#### Exercise details
Return every record verbatim.
===== Entries supplied
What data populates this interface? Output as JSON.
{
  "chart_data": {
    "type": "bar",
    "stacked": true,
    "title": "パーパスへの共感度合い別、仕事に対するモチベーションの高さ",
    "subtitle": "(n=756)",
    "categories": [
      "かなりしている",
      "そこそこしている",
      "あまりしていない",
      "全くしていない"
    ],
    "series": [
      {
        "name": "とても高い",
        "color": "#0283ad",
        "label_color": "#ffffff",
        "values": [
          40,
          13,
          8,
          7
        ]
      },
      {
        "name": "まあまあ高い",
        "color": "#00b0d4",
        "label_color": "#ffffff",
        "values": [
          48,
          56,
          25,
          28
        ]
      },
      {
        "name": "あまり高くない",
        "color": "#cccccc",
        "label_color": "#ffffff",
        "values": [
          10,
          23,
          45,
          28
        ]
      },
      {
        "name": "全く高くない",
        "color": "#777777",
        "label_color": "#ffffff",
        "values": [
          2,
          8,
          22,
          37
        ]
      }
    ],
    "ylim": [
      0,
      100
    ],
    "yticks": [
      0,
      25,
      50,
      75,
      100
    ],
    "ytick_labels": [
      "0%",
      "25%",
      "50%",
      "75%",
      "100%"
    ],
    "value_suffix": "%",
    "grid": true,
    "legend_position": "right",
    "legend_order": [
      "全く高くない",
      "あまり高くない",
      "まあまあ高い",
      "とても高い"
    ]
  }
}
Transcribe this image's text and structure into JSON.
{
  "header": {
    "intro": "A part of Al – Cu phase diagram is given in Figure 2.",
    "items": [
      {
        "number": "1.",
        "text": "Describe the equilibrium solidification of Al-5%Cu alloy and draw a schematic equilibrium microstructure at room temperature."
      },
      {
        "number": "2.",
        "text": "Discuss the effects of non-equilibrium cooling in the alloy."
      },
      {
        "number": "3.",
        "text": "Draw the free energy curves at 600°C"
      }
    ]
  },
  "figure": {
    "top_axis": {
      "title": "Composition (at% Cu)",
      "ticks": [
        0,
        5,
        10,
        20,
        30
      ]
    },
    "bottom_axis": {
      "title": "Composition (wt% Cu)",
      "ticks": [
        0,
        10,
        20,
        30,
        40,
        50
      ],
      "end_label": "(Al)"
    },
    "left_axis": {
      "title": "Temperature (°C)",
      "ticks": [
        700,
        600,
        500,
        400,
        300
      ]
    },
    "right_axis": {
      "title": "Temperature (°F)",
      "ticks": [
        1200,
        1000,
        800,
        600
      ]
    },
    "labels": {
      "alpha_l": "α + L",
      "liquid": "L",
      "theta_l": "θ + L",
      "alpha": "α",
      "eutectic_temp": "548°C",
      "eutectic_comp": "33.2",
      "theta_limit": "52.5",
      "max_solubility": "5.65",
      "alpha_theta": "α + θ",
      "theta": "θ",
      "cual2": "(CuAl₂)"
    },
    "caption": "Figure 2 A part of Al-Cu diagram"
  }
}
==========
#### Expected answer
What data populates this interface? Output as JSON.
{
  "chart_data": {
    "type": "bar",
    "stacked": true,
    "title": "パーパスへの共感度合い別、仕事に対するモチベーションの高さ",
    "subtitle": "(n=756)",
    "categories": [
      "かなりしている",
      "そこそこしている",
      "あまりしていない",
      "全くしていない"
    ],
    "series": [
      {
        "name": "とても高い",
        "color": "#0283ad",
        "label_color": "#ffffff",
        "values": [
          40,
          13,
          8,
          7
        ]
      },
      {
        "name": "まあまあ高い",
        "color": "#00b0d4",
        "label_color": "#ffffff",
        "values": [
          48,
          56,
          25,
          28
        ]
      },
      {
        "name": "あまり高くない",
        "color": "#cccccc",
        "label_color": "#ffffff",
        "values": [
          10,
          23,
          45,
          28
        ]
      },
      {
        "name": "全く高くない",
        "color": "#777777",
        "label_color": "#ffffff",
        "values": [
          2,
          8,
          22,
          37
        ]
      }
    ],
    "ylim": [
      0,
      100
    ],
    "yticks": [
      0,
      25,
      50,
      75,
      100
    ],
    "ytick_labels": [
      "0%",
      "25%",
      "50%",
      "75%",
      "100%"
    ],
    "value_suffix": "%",
    "grid": true,
    "legend_position": "right",
    "legend_order": [
      "全く高くない",
      "あまり高くない",
      "まあまあ高い",
      "とても高い"
    ]
  }
}
Transcribe this image's text and structure into JSON.
{
  "header": {
    "intro": "A part of Al – Cu phase diagram is given in Figure 2.",
    "items": [
      {
        "number": "1.",
        "text": "Describe the equilibrium solidification of Al-5%Cu alloy and draw a schematic equilibrium microstructure at room temperature."
      },
      {
        "number": "2.",
        "text": "Discuss the effects of non-equilibrium cooling in the alloy."
      },
      {
        "number": "3.",
        "text": "Draw the free energy curves at 600°C"
      }
    ]
  },
  "figure": {
    "top_axis": {
      "title": "Composition (at% Cu)",
      "ticks": [
        0,
        5,
        10,
        20,
        30
      ]
    },
    "bottom_axis": {
      "title": "Composition (wt% Cu)",
      "ticks": [
        0,
        10,
        20,
        30,
        40,
        50
      ],
      "end_label": "(Al)"
    },
    "left_axis": {
      "title": "Temperature (°C)",
      "ticks": [
        700,
        600,
        500,
        400,
        300
      ]
    },
    "right_axis": {
      "title": "Temperature (°F)",
      "ticks": [
        1200,
        1000,
        800,
        600
      ]
    },
    "labels": {
      "alpha_l": "α + L",
      "liquid": "L",
      "theta_l": "θ + L",
      "alpha": "α",
      "eutectic_temp": "548°C",
      "eutectic_comp": "33.2",
      "theta_limit": "52.5",
      "max_solubility": "5.65",
      "alpha_theta": "α + θ",
      "theta": "θ",
      "cual2": "(CuAl₂)"
    },
    "caption": "Figure 2 A part of Al-Cu diagram"
  }
}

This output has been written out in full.